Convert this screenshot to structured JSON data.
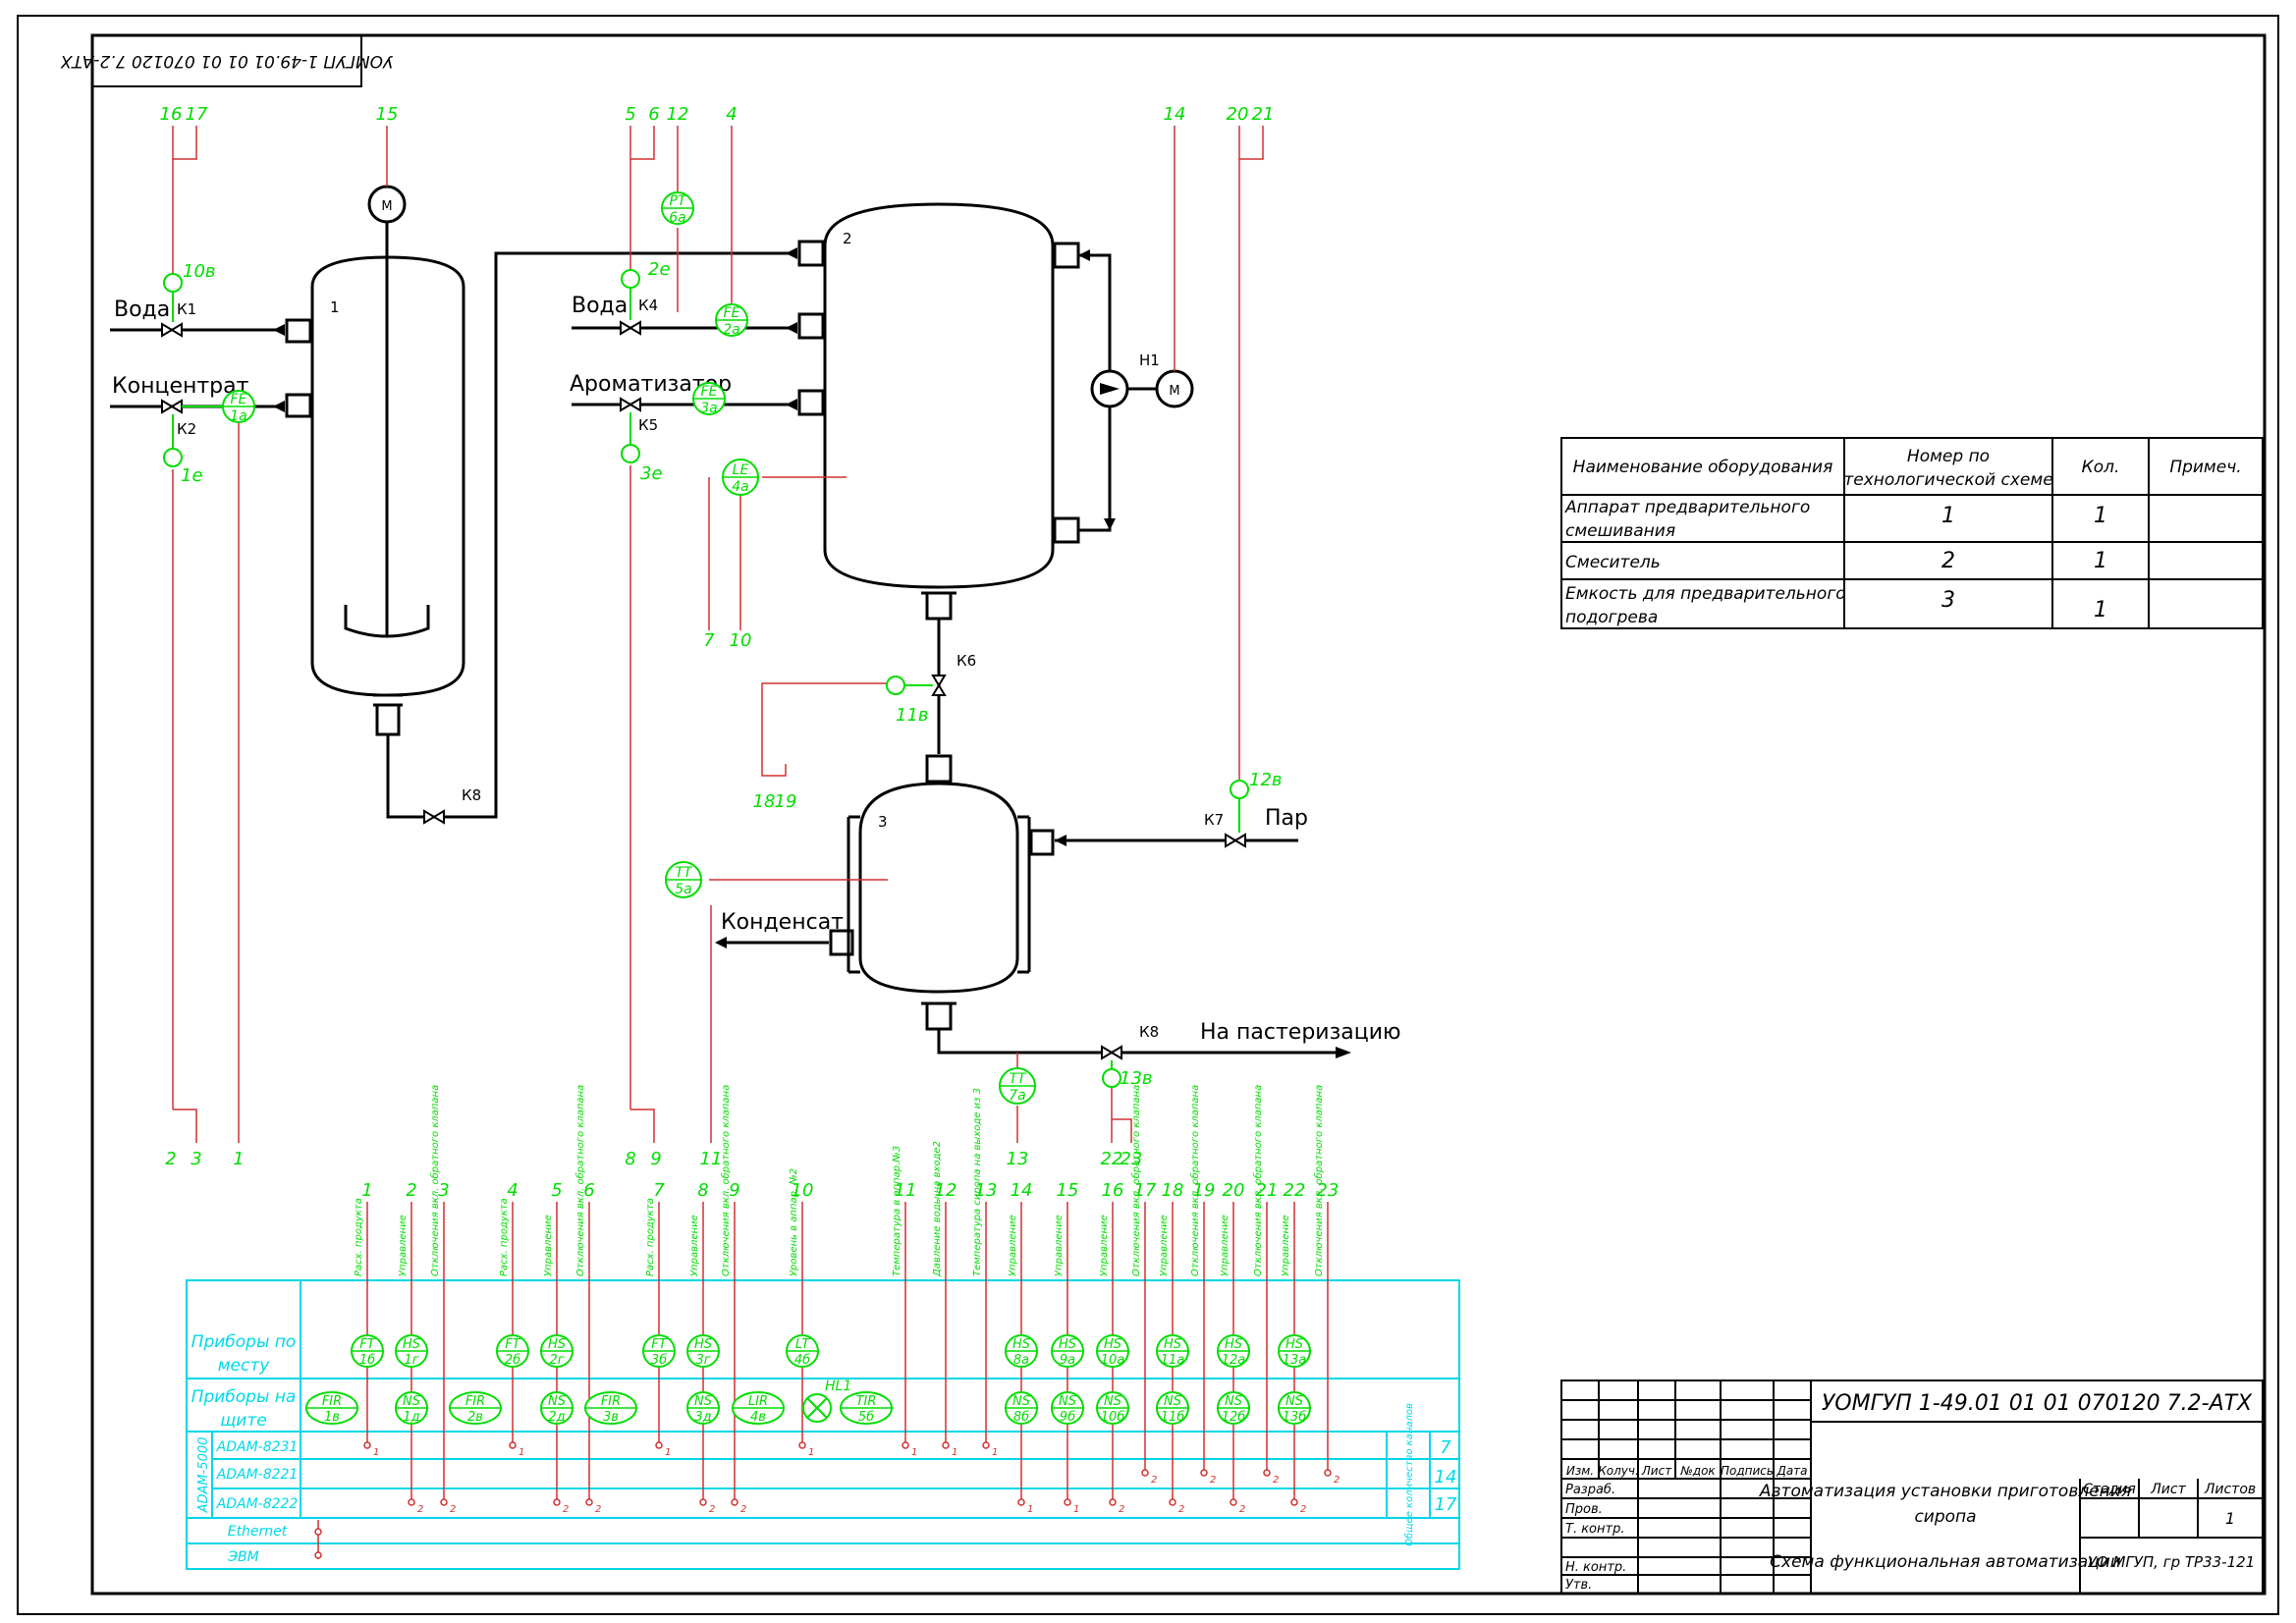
{
  "stamp_mirrored": "УОМГУП 1-49.01 01 01 070120 7.2-АТХ",
  "media": {
    "water": "Вода",
    "concentrate": "Концентрат",
    "flavor": "Ароматизатор",
    "steam": "Пар",
    "condensate": "Конденсат",
    "to_pasteurization": "На пастеризацию"
  },
  "equipment_labels": {
    "app1": "1",
    "app2": "2",
    "app3": "3"
  },
  "valves": {
    "k1": "К1",
    "k2": "К2",
    "k4": "К4",
    "k5": "К5",
    "k6": "К6",
    "k7": "К7",
    "k8a": "К8",
    "k8b": "К8",
    "h1": "Н1"
  },
  "motor_symbol": "М",
  "instruments": {
    "fe1a": [
      "FE",
      "1а"
    ],
    "fe2a": [
      "FE",
      "2а"
    ],
    "fe3a": [
      "FE",
      "3а"
    ],
    "pt6a": [
      "PT",
      "6а"
    ],
    "le4a": [
      "LE",
      "4а"
    ],
    "tt5a": [
      "TT",
      "5а"
    ],
    "tt7a": [
      "TT",
      "7а"
    ],
    "v10v": "10в",
    "v1e": "1е",
    "v2e": "2е",
    "v3e": "3е",
    "v11v": "11в",
    "v12v": "12в",
    "v13v": "13в"
  },
  "line_numbers": {
    "top_1617": [
      "16",
      "17"
    ],
    "top_15": "15",
    "top_56": [
      "5",
      "6"
    ],
    "top_12": "12",
    "top_4": "4",
    "top_14": "14",
    "top_2021": [
      "20",
      "21"
    ],
    "bot_23": [
      "2",
      "3"
    ],
    "bot_1": "1",
    "bot_89": [
      "8",
      "9"
    ],
    "bot_11": "11",
    "bot_7": "7",
    "bot_10": "10",
    "bot_1819": [
      "18",
      "19"
    ],
    "bot_13": "13",
    "bot_2223": [
      "22",
      "23"
    ]
  },
  "columns": [
    {
      "num": "1",
      "caption": "Расх. продукта"
    },
    {
      "num": "2",
      "caption": "Управление"
    },
    {
      "num": "3",
      "caption": "Отключения вкл. обратного клапана"
    },
    {
      "num": "4",
      "caption": "Расх. продукта"
    },
    {
      "num": "5",
      "caption": "Управление"
    },
    {
      "num": "6",
      "caption": "Отключения вкл. обратного клапана"
    },
    {
      "num": "7",
      "caption": "Расх. продукта"
    },
    {
      "num": "8",
      "caption": "Управление"
    },
    {
      "num": "9",
      "caption": "Отключения вкл. обратного клапана"
    },
    {
      "num": "10",
      "caption": "Уровень в аппар. №2"
    },
    {
      "num": "11",
      "caption": "Температура в аппар.№3"
    },
    {
      "num": "12",
      "caption": "Давление воды на входе2"
    },
    {
      "num": "13",
      "caption": "Температура сиропа на выходе из 3"
    },
    {
      "num": "14",
      "caption": "Управление"
    },
    {
      "num": "15",
      "caption": "Управление"
    },
    {
      "num": "16",
      "caption": "Управление"
    },
    {
      "num": "17",
      "caption": "Отключения вкл. обратного клапана"
    },
    {
      "num": "18",
      "caption": "Управление"
    },
    {
      "num": "19",
      "caption": "Отключения вкл. обратного клапана"
    },
    {
      "num": "20",
      "caption": "Управление"
    },
    {
      "num": "21",
      "caption": "Отключения вкл. обратного клапана"
    },
    {
      "num": "22",
      "caption": "Управление"
    },
    {
      "num": "23",
      "caption": "Отключения вкл. обратного клапана"
    }
  ],
  "rows": {
    "local": "Приборы по месту",
    "panel": "Приборы на щите",
    "adam": "ADAM-5000",
    "adam4231": "ADAM-8231",
    "adam4221": "ADAM-8221",
    "adam4222": "ADAM-8222",
    "ethernet": "Ethernet",
    "pc": "ЭВМ",
    "total": "Общее количество каналов",
    "counts": [
      "7",
      "14",
      "17"
    ]
  },
  "local_instruments": [
    [
      "FT",
      "1б"
    ],
    [
      "HS",
      "1г"
    ],
    [
      "FT",
      "2б"
    ],
    [
      "HS",
      "2г"
    ],
    [
      "FT",
      "3б"
    ],
    [
      "HS",
      "3г"
    ],
    [
      "LT",
      "4б"
    ],
    [
      "HS",
      "8а"
    ],
    [
      "HS",
      "9а"
    ],
    [
      "HS",
      "10а"
    ],
    [
      "HS",
      "11а"
    ],
    [
      "HS",
      "12а"
    ],
    [
      "HS",
      "13а"
    ]
  ],
  "panel_instruments": [
    [
      "FIR",
      "1в"
    ],
    [
      "NS",
      "1д"
    ],
    [
      "FIR",
      "2в"
    ],
    [
      "NS",
      "2д"
    ],
    [
      "FIR",
      "3в"
    ],
    [
      "NS",
      "3д"
    ],
    [
      "LIR",
      "4в"
    ],
    [
      "TIR",
      "5б"
    ],
    [
      "NS",
      "8б"
    ],
    [
      "NS",
      "9б"
    ],
    [
      "NS",
      "10б"
    ],
    [
      "NS",
      "11б"
    ],
    [
      "NS",
      "12б"
    ],
    [
      "NS",
      "13б"
    ]
  ],
  "lamp_label": "HL1",
  "pin_labels": {
    "one": "1",
    "two": "2"
  },
  "equipment_table": {
    "headers": [
      "Наименование оборудования",
      "Номер по технологической схеме",
      "Кол.",
      "Примеч."
    ],
    "rows": [
      [
        "Аппарат предварительного смешивания",
        "1",
        "1",
        ""
      ],
      [
        "Смеситель",
        "2",
        "1",
        ""
      ],
      [
        "Емкость для предварительного подогрева",
        "3",
        "1",
        ""
      ]
    ]
  },
  "title_block": {
    "code": "УОМГУП 1-49.01 01 01 070120 7.2-АТХ",
    "cols": [
      "Изм.",
      "Колуч.",
      "Лист",
      "№док",
      "Подпись",
      "Дата"
    ],
    "roles": [
      "Разраб.",
      "Пров.",
      "Т. контр.",
      "Н. контр.",
      "Утв."
    ],
    "title": "Автоматизация установки приготовления сиропа",
    "stage": "Стадия",
    "sheet": "Лист",
    "sheets": "Листов",
    "sheets_value": "1",
    "drawing": "Схема функциональная автоматизации",
    "org": "УО МГУП, гр ТР33-121"
  },
  "colors": {
    "green": "#00dd00",
    "red": "#d03030",
    "cyan": "#00d8e8",
    "black": "#000000"
  }
}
⁂
### Work to complete
Go through the entries above and pull out each line with "УОМГУП" in it.

### Reply
  "stamp_mirrored": "УОМГУП 1-49.01 01 01 070120 7.2-АТХ",
    "code": "УОМГУП 1-49.01 01 01 070120 7.2-АТХ",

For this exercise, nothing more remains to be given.